• YOUR INSTRUCTIONS:
Output the material beneath this task exactly, images excluded.

+ + + + +

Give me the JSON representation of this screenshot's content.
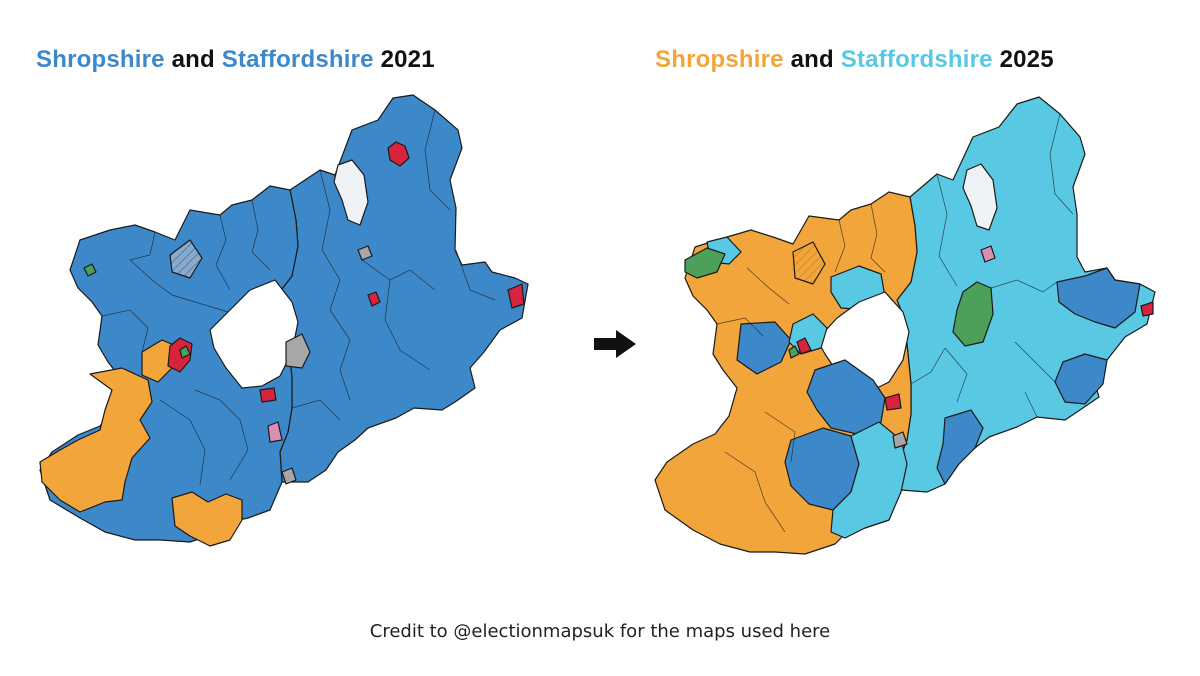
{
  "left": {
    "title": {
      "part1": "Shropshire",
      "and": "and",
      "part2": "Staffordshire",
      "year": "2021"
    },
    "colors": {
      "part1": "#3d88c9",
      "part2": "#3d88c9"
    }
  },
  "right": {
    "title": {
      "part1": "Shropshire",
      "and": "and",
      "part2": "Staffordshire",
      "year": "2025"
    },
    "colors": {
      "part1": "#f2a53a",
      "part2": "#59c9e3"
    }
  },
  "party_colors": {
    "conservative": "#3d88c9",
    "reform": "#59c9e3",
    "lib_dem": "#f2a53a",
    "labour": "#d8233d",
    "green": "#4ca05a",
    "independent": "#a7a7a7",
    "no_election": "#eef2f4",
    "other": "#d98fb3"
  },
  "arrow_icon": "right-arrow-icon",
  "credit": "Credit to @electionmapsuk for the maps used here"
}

+ + + + +

• THE COMPLETED TASK:
Give me the JSON representation of this screenshot's content.
{
  "left": {
    "title": {
      "part1": "Shropshire",
      "and": "and",
      "part2": "Staffordshire",
      "year": "2021"
    },
    "colors": {
      "part1": "#3d88c9",
      "part2": "#3d88c9"
    }
  },
  "right": {
    "title": {
      "part1": "Shropshire",
      "and": "and",
      "part2": "Staffordshire",
      "year": "2025"
    },
    "colors": {
      "part1": "#f2a53a",
      "part2": "#59c9e3"
    }
  },
  "party_colors": {
    "conservative": "#3d88c9",
    "reform": "#59c9e3",
    "lib_dem": "#f2a53a",
    "labour": "#d8233d",
    "green": "#4ca05a",
    "independent": "#a7a7a7",
    "no_election": "#eef2f4",
    "other": "#d98fb3"
  },
  "arrow_icon": "right-arrow-icon",
  "credit": "Credit to @electionmapsuk for the maps used here"
}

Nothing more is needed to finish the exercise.